**Job**
Reproduce the listing below, starting with the line that contains "Output each element" and going on through the line that contains "collapsed-arrow-icon[interactable]: ▶ <box>21 73", both included. Leave the pictures out.

**Data shown**
* * * *

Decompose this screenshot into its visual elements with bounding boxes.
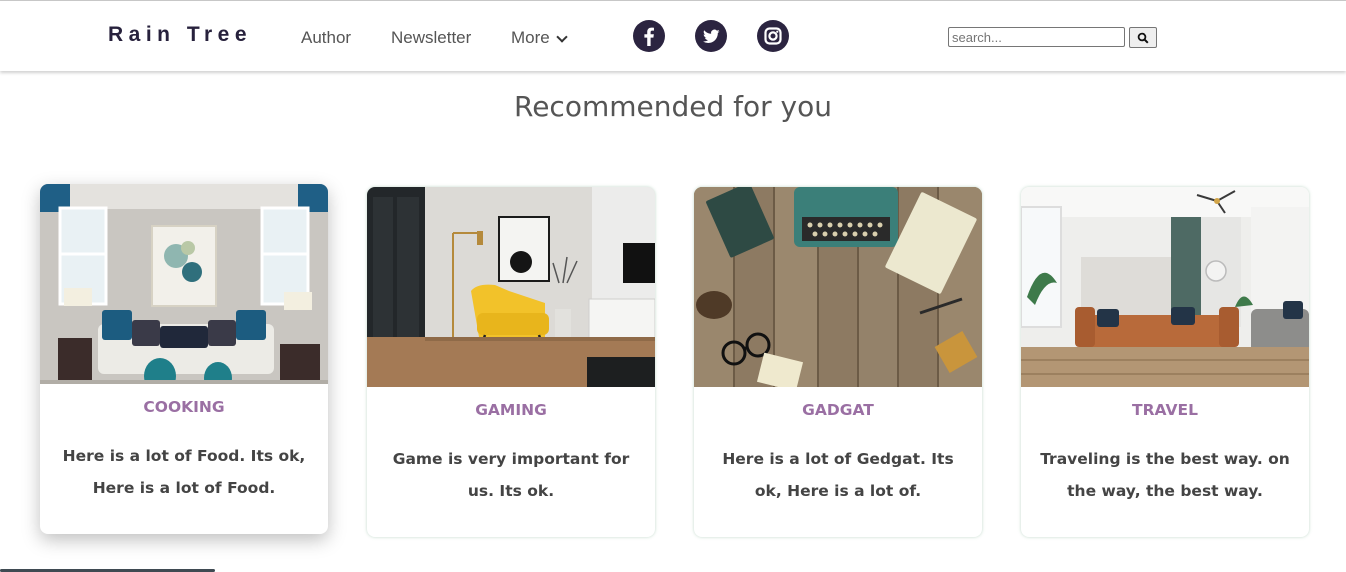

* * * *

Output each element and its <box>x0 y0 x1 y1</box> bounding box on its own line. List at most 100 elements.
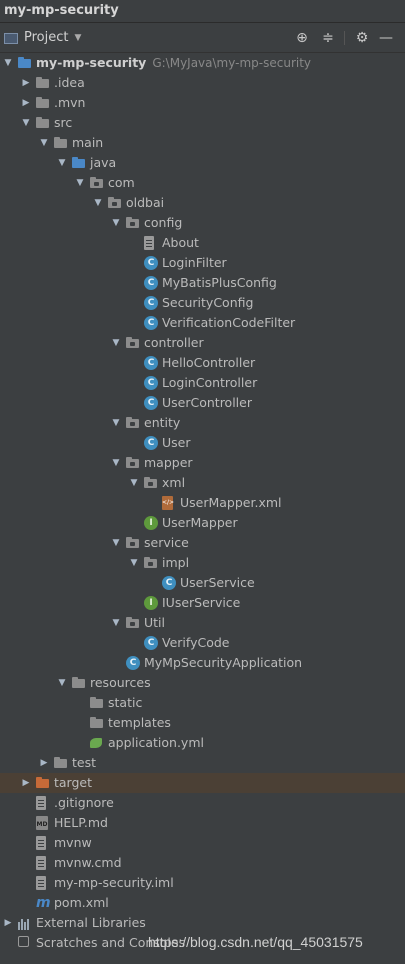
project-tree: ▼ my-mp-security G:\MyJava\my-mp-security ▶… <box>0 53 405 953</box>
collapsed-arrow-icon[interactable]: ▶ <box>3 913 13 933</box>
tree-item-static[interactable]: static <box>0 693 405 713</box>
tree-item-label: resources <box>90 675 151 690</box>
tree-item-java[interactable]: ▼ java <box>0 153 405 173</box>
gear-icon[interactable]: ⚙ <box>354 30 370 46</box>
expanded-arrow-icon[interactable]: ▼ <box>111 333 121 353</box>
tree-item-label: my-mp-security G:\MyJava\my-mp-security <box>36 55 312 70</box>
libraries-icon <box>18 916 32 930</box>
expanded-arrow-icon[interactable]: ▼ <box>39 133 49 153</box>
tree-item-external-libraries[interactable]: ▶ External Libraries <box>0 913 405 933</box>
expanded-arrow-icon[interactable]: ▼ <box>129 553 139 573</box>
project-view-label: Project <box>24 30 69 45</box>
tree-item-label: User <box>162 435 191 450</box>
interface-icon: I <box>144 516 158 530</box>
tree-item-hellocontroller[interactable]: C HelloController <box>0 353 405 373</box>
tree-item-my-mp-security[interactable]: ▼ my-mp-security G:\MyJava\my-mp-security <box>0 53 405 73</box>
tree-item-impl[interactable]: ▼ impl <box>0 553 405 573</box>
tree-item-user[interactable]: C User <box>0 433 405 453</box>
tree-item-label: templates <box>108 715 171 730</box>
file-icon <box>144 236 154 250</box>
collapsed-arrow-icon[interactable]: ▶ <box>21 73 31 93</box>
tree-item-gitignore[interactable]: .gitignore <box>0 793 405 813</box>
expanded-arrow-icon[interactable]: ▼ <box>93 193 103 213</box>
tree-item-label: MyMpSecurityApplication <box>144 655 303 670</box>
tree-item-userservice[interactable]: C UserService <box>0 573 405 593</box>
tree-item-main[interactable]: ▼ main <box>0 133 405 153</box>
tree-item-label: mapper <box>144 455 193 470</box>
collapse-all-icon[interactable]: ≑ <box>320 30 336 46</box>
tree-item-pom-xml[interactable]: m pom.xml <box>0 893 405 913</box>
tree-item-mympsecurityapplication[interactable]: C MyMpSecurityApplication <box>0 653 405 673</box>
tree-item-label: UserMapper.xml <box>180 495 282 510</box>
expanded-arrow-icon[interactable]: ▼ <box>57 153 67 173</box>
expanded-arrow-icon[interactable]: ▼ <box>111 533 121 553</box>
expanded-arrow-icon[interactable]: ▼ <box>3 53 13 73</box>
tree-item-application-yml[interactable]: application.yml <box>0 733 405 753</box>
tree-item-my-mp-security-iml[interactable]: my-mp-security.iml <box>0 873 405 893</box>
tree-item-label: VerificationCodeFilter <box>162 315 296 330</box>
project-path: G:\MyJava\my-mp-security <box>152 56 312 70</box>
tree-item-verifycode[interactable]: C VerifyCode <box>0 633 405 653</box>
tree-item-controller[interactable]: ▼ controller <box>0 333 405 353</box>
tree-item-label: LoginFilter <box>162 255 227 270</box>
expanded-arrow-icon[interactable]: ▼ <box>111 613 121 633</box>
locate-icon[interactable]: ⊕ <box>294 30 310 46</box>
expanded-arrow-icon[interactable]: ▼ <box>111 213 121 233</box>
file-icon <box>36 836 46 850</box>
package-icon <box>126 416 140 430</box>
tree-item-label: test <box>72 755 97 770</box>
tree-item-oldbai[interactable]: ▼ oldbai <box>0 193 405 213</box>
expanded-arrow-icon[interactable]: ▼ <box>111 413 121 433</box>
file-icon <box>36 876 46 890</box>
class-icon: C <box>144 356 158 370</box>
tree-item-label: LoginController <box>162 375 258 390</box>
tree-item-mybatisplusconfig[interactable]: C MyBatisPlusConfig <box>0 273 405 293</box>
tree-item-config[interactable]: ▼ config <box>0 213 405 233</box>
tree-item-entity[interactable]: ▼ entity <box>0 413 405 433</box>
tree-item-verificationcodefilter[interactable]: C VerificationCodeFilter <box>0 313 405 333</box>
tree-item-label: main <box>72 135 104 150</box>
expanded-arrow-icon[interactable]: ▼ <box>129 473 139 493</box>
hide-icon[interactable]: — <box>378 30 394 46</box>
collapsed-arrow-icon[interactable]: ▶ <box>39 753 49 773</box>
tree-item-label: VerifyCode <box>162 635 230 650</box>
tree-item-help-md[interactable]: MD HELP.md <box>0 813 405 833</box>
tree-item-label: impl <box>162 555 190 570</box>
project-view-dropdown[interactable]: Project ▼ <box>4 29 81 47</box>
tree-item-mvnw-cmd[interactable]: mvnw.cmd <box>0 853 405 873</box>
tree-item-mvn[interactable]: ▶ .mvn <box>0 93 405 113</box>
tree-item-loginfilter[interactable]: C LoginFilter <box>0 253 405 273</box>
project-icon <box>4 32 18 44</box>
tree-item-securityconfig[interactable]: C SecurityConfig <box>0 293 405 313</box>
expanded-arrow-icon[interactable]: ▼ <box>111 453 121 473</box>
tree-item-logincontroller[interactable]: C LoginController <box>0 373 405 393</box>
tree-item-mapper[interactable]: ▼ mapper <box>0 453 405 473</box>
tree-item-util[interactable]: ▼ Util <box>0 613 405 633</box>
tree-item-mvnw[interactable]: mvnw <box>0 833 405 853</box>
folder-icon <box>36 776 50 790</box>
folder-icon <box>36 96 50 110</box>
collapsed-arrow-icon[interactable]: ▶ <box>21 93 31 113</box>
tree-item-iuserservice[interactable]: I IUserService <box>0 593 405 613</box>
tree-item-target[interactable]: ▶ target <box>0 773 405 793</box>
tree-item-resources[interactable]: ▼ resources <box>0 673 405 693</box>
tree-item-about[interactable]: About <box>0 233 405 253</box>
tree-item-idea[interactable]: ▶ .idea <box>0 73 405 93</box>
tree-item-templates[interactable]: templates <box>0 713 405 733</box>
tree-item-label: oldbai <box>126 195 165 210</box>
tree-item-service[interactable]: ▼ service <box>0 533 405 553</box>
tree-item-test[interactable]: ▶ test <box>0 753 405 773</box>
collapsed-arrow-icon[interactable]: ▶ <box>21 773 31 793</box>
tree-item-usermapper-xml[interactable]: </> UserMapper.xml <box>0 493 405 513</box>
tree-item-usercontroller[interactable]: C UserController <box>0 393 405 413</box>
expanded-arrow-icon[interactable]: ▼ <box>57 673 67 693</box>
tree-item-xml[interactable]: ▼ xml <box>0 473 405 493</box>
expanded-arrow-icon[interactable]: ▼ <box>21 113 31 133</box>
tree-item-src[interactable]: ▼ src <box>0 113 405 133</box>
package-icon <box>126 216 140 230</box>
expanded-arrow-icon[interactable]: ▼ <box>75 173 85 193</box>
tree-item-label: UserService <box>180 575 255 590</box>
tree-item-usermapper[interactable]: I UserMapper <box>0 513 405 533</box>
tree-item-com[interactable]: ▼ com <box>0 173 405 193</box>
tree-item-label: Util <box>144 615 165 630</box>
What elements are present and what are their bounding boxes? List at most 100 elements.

* * * *

**Final result**
Output each element and its <box>x0 y0 x1 y1</box> bounding box on its own line. List at most 100 elements.
project-tree: ▼ my-mp-security G:\MyJava\my-mp-security ▶… <box>0 53 405 953</box>
collapsed-arrow-icon[interactable]: ▶ <box>3 913 13 933</box>
tree-item-static[interactable]: static <box>0 693 405 713</box>
tree-item-label: resources <box>90 675 151 690</box>
tree-item-java[interactable]: ▼ java <box>0 153 405 173</box>
gear-icon[interactable]: ⚙ <box>354 30 370 46</box>
expanded-arrow-icon[interactable]: ▼ <box>111 333 121 353</box>
tree-item-label: my-mp-security G:\MyJava\my-mp-security <box>36 55 312 70</box>
libraries-icon <box>18 916 32 930</box>
expanded-arrow-icon[interactable]: ▼ <box>39 133 49 153</box>
tree-item-external-libraries[interactable]: ▶ External Libraries <box>0 913 405 933</box>
expanded-arrow-icon[interactable]: ▼ <box>129 553 139 573</box>
project-view-label: Project <box>24 30 69 45</box>
tree-item-label: User <box>162 435 191 450</box>
interface-icon: I <box>144 516 158 530</box>
tree-item-hellocontroller[interactable]: C HelloController <box>0 353 405 373</box>
tree-item-my-mp-security[interactable]: ▼ my-mp-security G:\MyJava\my-mp-security <box>0 53 405 73</box>
tree-item-impl[interactable]: ▼ impl <box>0 553 405 573</box>
tree-item-user[interactable]: C User <box>0 433 405 453</box>
tree-item-label: templates <box>108 715 171 730</box>
file-icon <box>144 236 154 250</box>
collapsed-arrow-icon[interactable]: ▶ <box>21 73 31 93</box>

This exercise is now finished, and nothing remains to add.